**WHAT TO WORK ON**
Copy every entry exactly as given, minus the images.

**DATA SHOWN**
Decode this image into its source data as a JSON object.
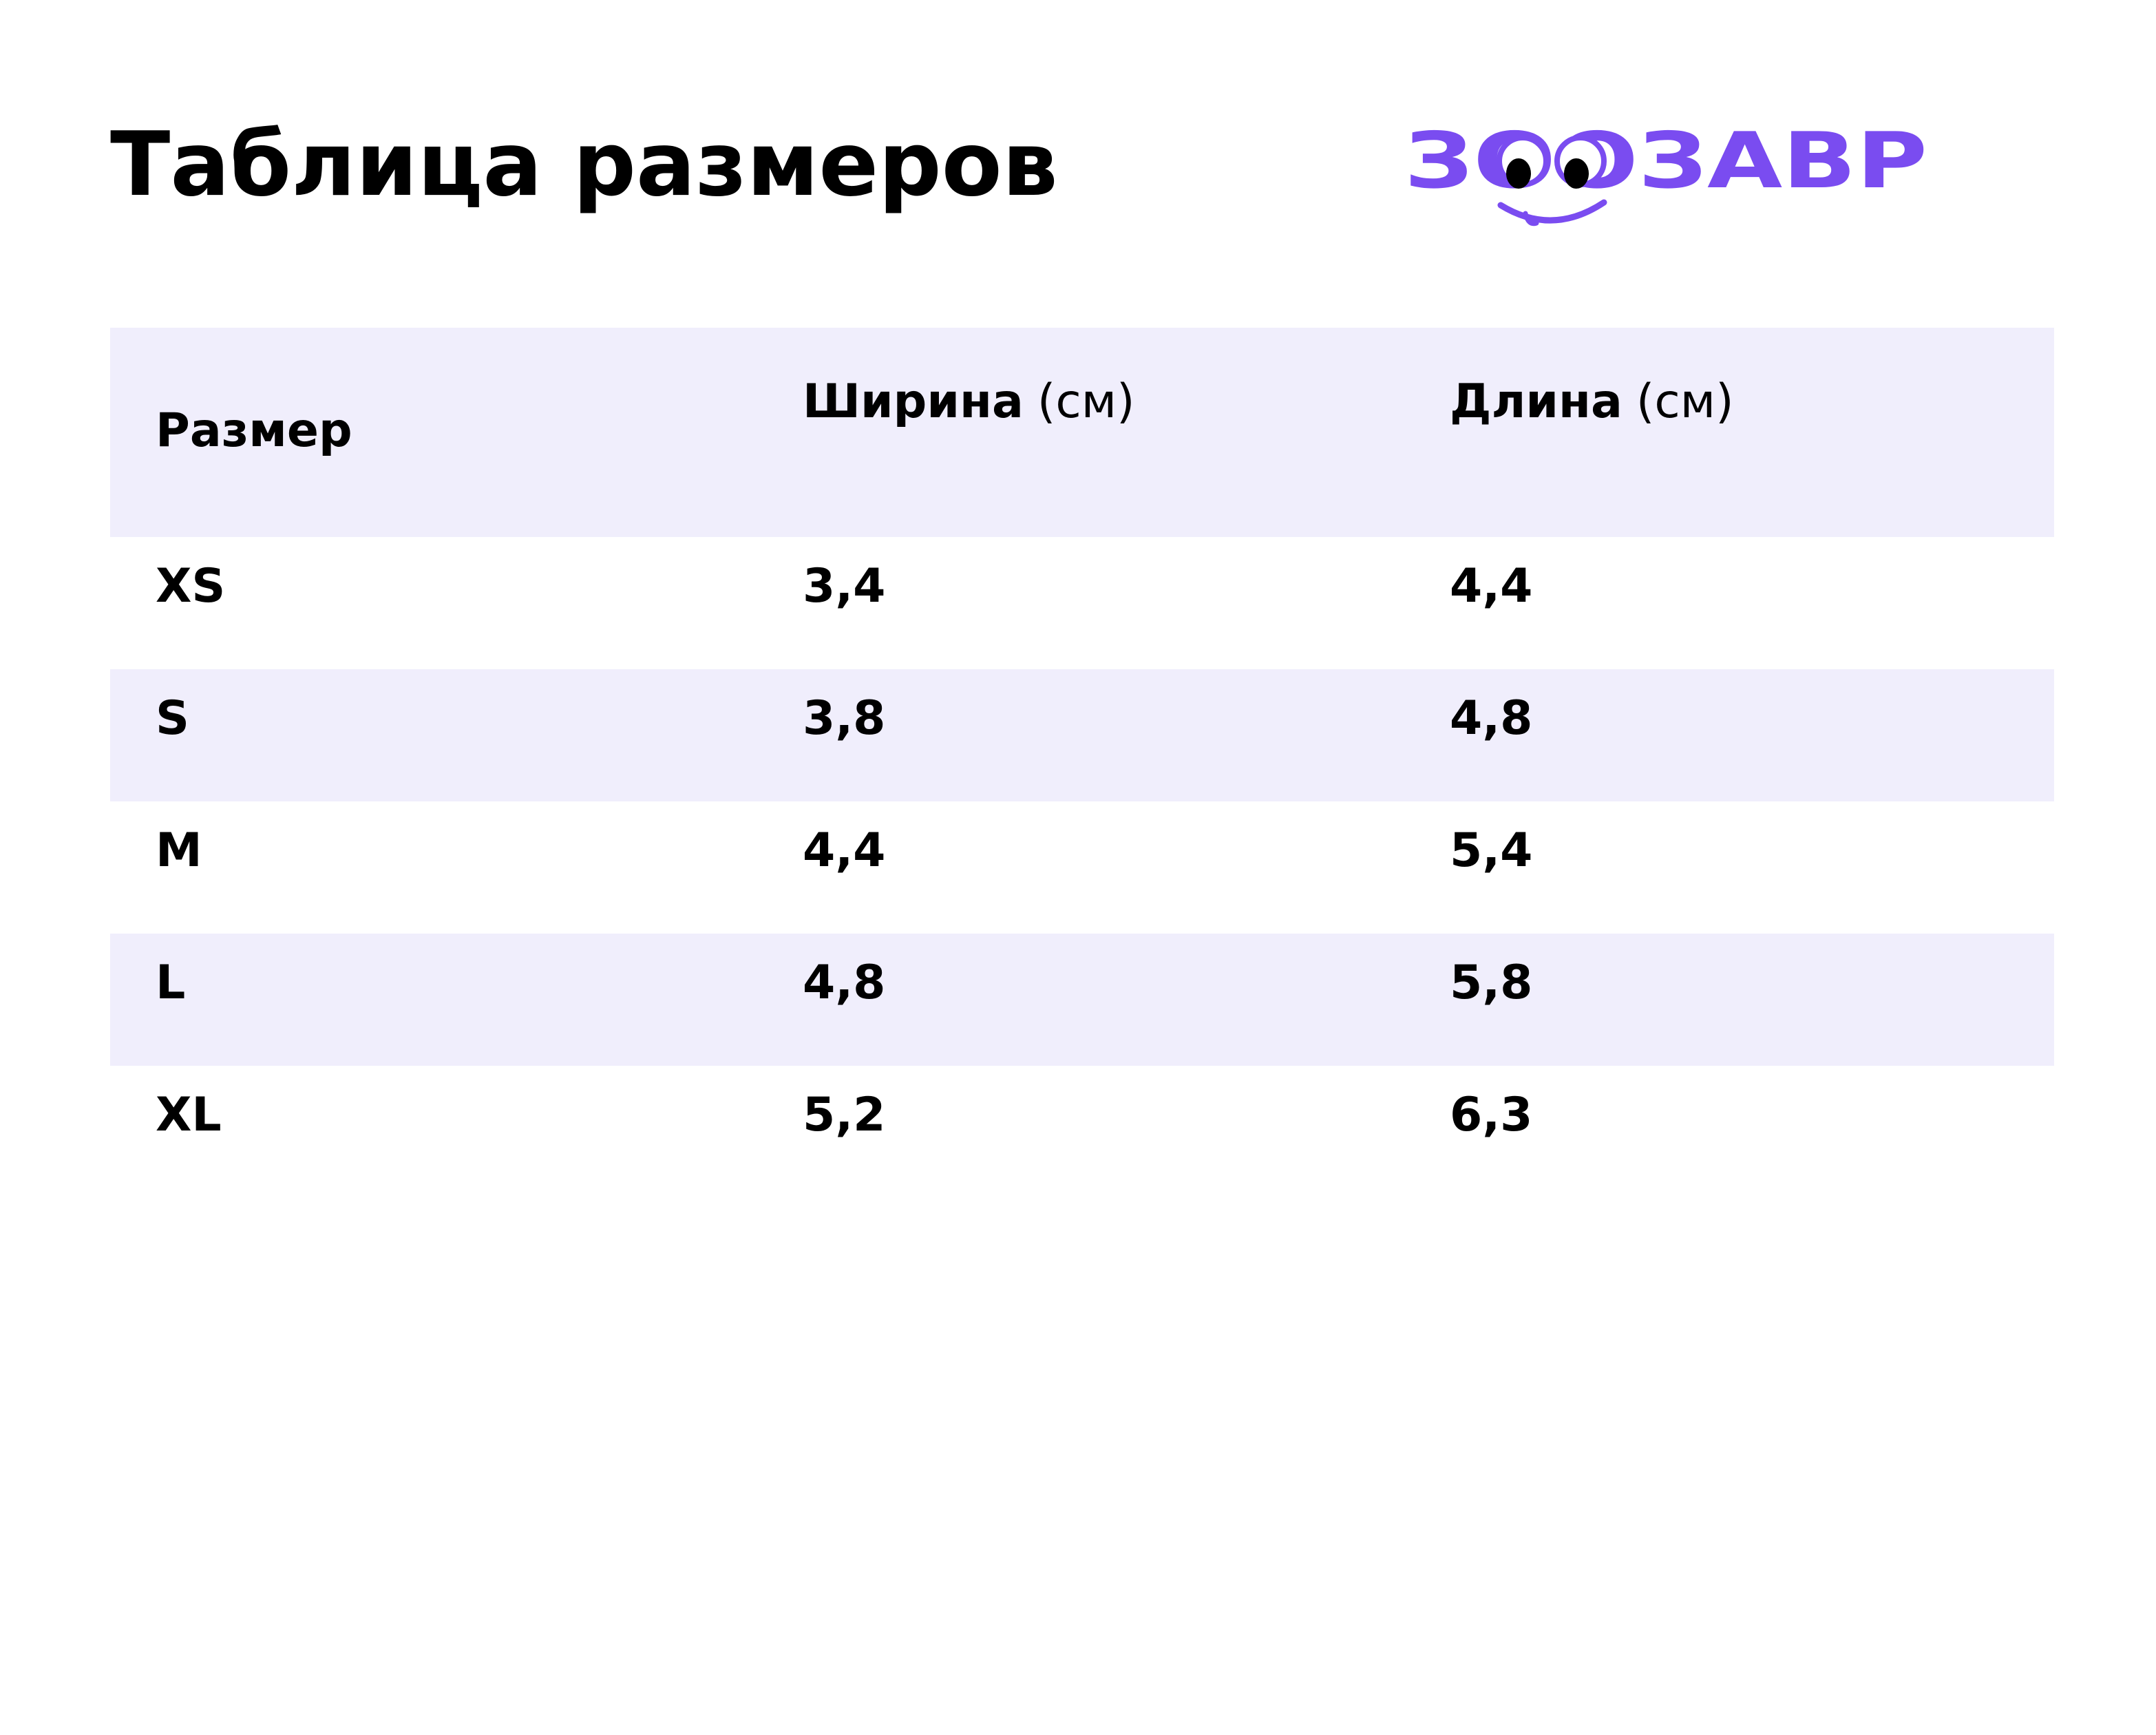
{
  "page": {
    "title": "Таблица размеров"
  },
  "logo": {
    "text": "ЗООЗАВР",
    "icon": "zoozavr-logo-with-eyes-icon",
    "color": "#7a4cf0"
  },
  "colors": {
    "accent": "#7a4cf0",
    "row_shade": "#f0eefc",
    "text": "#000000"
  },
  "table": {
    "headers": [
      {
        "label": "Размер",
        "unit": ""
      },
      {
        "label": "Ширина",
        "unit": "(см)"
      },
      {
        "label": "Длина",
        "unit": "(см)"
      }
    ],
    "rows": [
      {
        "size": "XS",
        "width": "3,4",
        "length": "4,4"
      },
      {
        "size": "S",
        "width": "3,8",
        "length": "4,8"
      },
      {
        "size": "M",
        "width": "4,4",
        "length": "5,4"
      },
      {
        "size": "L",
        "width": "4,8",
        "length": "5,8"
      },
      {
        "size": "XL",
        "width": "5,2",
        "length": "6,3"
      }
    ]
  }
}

**TASK RESULT**
Decode this image into its source data as a JSON object.
{
  "page": {
    "title": "Таблица размеров"
  },
  "logo": {
    "text": "ЗООЗАВР",
    "icon": "zoozavr-logo-with-eyes-icon",
    "color": "#7a4cf0"
  },
  "colors": {
    "accent": "#7a4cf0",
    "row_shade": "#f0eefc",
    "text": "#000000"
  },
  "table": {
    "headers": [
      {
        "label": "Размер",
        "unit": ""
      },
      {
        "label": "Ширина",
        "unit": "(см)"
      },
      {
        "label": "Длина",
        "unit": "(см)"
      }
    ],
    "rows": [
      {
        "size": "XS",
        "width": "3,4",
        "length": "4,4"
      },
      {
        "size": "S",
        "width": "3,8",
        "length": "4,8"
      },
      {
        "size": "M",
        "width": "4,4",
        "length": "5,4"
      },
      {
        "size": "L",
        "width": "4,8",
        "length": "5,8"
      },
      {
        "size": "XL",
        "width": "5,2",
        "length": "6,3"
      }
    ]
  }
}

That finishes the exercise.